課題の内容
エントリーの先頭から「208, 316, 245]」を含む行までを、両端の行も含めて一字一句変えずに書き写してください。
*** データエントリー ***
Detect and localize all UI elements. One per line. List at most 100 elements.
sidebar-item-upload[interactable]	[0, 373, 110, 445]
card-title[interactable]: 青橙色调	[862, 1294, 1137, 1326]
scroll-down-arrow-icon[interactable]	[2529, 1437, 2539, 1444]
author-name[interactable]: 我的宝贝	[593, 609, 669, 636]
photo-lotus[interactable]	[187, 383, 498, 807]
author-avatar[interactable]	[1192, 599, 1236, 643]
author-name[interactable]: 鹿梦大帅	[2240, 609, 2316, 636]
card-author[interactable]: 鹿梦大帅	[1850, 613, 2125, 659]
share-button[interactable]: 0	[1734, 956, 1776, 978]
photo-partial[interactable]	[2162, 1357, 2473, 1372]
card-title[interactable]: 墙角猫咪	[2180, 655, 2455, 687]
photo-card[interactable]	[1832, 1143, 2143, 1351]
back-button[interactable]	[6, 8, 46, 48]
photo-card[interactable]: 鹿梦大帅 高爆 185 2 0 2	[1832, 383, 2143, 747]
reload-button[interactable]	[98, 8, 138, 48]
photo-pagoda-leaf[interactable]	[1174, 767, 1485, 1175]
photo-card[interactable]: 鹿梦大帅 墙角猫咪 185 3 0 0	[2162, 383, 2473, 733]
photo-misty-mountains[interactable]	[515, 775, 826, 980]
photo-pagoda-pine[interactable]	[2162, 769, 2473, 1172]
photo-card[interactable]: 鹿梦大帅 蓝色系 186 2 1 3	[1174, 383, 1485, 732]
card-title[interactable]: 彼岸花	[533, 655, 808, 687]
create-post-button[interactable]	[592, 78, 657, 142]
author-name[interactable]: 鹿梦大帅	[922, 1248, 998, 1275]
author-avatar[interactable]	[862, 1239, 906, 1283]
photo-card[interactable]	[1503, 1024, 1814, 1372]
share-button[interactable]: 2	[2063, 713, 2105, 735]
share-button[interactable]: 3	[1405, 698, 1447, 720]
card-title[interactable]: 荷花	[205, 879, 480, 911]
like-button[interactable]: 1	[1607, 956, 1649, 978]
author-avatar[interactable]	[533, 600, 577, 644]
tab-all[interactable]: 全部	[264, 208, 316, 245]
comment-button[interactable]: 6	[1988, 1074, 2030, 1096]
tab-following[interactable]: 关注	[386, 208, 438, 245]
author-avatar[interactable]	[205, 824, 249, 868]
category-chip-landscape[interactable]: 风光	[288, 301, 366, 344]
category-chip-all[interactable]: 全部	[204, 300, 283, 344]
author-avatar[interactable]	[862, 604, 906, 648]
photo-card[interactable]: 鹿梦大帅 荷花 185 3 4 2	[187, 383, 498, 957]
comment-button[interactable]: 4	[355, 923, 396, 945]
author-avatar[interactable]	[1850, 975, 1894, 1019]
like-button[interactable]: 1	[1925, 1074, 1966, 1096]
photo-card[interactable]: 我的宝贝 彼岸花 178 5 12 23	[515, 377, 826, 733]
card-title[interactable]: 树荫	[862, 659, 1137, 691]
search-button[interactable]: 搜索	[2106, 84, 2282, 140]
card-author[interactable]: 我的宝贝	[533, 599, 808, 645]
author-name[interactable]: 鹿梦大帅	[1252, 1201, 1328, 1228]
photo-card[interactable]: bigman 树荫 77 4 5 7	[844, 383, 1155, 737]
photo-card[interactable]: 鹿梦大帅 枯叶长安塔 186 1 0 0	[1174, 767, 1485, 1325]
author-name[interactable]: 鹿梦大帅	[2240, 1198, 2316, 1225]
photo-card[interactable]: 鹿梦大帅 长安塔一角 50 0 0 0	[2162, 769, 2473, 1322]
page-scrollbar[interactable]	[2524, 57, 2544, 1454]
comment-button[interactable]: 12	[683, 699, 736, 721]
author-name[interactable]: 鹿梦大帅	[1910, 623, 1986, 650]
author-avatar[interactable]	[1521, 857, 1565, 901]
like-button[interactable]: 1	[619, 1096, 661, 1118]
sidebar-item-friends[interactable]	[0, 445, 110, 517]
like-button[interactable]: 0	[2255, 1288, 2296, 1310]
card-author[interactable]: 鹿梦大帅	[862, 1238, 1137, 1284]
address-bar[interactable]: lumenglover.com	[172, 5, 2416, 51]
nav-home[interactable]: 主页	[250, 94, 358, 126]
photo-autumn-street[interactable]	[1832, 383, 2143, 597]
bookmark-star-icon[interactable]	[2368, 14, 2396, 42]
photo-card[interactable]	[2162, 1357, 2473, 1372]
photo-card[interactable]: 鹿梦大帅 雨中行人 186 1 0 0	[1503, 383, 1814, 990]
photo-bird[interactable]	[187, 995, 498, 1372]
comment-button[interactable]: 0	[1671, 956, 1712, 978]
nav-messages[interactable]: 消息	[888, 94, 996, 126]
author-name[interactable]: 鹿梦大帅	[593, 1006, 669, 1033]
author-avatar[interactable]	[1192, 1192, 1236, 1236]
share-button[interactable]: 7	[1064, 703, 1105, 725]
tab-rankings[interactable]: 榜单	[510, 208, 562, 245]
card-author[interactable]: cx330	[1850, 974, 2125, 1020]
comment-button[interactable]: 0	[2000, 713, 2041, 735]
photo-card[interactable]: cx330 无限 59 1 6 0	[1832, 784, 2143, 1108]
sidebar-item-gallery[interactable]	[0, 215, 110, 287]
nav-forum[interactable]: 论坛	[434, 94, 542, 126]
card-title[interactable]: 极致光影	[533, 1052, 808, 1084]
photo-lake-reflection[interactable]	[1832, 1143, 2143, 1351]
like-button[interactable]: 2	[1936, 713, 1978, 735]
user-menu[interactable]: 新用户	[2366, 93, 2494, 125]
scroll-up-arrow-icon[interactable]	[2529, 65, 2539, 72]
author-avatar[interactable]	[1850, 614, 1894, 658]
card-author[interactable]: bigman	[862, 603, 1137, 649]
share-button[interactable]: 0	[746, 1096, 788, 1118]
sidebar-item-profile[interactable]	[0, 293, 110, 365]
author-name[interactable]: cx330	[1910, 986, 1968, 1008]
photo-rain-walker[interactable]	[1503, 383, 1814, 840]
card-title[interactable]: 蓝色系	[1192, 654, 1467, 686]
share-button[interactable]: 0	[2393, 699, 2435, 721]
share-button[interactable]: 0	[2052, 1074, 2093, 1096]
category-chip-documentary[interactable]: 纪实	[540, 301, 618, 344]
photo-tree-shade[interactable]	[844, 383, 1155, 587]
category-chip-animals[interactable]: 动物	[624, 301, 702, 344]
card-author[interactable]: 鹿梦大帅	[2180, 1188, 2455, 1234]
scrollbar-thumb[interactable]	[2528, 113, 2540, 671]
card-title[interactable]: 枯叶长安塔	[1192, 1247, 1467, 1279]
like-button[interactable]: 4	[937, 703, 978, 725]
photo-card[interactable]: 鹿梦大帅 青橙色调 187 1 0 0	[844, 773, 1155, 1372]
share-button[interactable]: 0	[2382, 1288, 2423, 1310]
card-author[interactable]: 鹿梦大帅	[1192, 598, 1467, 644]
***
期待される解答
Detect and localize all UI elements. One per line. List at most 100 elements.
sidebar-item-upload[interactable]	[0, 373, 110, 445]
card-title[interactable]: 青橙色调	[862, 1294, 1137, 1326]
scroll-down-arrow-icon[interactable]	[2529, 1437, 2539, 1444]
author-name[interactable]: 我的宝贝	[593, 609, 669, 636]
photo-lotus[interactable]	[187, 383, 498, 807]
author-avatar[interactable]	[1192, 599, 1236, 643]
author-name[interactable]: 鹿梦大帅	[2240, 609, 2316, 636]
card-author[interactable]: 鹿梦大帅	[1850, 613, 2125, 659]
share-button[interactable]: 0	[1734, 956, 1776, 978]
photo-partial[interactable]	[2162, 1357, 2473, 1372]
card-title[interactable]: 墙角猫咪	[2180, 655, 2455, 687]
photo-card[interactable]	[1832, 1143, 2143, 1351]
back-button[interactable]	[6, 8, 46, 48]
photo-card[interactable]: 鹿梦大帅 高爆 185 2 0 2	[1832, 383, 2143, 747]
reload-button[interactable]	[98, 8, 138, 48]
photo-pagoda-leaf[interactable]	[1174, 767, 1485, 1175]
photo-card[interactable]: 鹿梦大帅 墙角猫咪 185 3 0 0	[2162, 383, 2473, 733]
photo-misty-mountains[interactable]	[515, 775, 826, 980]
photo-pagoda-pine[interactable]	[2162, 769, 2473, 1172]
photo-card[interactable]: 鹿梦大帅 蓝色系 186 2 1 3	[1174, 383, 1485, 732]
card-title[interactable]: 彼岸花	[533, 655, 808, 687]
create-post-button[interactable]	[592, 78, 657, 142]
author-name[interactable]: 鹿梦大帅	[922, 1248, 998, 1275]
author-avatar[interactable]	[862, 1239, 906, 1283]
photo-card[interactable]	[1503, 1024, 1814, 1372]
share-button[interactable]: 2	[2063, 713, 2105, 735]
share-button[interactable]: 3	[1405, 698, 1447, 720]
card-title[interactable]: 荷花	[205, 879, 480, 911]
like-button[interactable]: 1	[1607, 956, 1649, 978]
author-avatar[interactable]	[533, 600, 577, 644]
tab-all[interactable]: 全部	[264, 208, 316, 245]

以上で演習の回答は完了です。